• Aim:
For each line of the data below that holds "どうぶつの森", copy the line.

>>>

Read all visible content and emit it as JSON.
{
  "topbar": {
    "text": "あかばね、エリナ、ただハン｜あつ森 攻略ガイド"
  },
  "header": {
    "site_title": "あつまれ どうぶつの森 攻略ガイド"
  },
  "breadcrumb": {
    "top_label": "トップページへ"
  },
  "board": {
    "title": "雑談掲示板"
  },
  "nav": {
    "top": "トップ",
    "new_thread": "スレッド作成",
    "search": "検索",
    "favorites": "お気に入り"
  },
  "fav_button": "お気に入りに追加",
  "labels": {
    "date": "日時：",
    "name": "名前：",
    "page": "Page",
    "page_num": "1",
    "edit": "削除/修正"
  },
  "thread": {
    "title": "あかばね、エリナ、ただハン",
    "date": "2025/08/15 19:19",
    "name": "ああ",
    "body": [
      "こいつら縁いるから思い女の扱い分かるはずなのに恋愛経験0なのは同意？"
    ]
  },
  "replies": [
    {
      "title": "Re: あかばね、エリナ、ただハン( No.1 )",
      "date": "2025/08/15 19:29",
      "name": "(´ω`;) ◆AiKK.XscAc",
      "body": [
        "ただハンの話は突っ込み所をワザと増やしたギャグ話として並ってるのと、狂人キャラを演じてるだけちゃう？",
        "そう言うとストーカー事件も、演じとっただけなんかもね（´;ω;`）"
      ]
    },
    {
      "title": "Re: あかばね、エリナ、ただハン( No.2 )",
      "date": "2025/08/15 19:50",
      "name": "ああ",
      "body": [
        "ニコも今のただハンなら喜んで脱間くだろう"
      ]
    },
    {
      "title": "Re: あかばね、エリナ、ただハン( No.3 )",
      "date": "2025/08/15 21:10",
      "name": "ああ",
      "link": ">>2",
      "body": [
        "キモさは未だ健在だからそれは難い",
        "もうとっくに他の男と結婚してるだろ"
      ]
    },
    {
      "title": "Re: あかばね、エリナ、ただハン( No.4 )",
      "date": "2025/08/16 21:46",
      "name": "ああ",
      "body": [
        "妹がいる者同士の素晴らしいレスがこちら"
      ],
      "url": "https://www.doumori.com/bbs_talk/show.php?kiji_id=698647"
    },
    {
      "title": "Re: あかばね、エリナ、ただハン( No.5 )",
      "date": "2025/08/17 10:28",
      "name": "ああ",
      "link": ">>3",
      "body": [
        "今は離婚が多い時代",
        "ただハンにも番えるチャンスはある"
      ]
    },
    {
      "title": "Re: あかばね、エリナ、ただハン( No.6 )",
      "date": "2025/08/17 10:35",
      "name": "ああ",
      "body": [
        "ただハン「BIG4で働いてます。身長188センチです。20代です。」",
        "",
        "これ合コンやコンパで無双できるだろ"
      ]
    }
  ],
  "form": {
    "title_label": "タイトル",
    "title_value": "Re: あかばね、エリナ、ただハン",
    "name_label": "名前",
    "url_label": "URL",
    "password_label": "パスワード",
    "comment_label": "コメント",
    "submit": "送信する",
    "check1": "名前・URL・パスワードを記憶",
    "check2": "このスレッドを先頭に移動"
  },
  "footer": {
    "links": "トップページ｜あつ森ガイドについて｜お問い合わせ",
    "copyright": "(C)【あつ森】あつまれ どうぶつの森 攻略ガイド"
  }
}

<<<

• Correct answer:
    "site_title": "あつまれ どうぶつの森 攻略ガイド"
    "copyright": "(C)【あつ森】あつまれ どうぶつの森 攻略ガイド"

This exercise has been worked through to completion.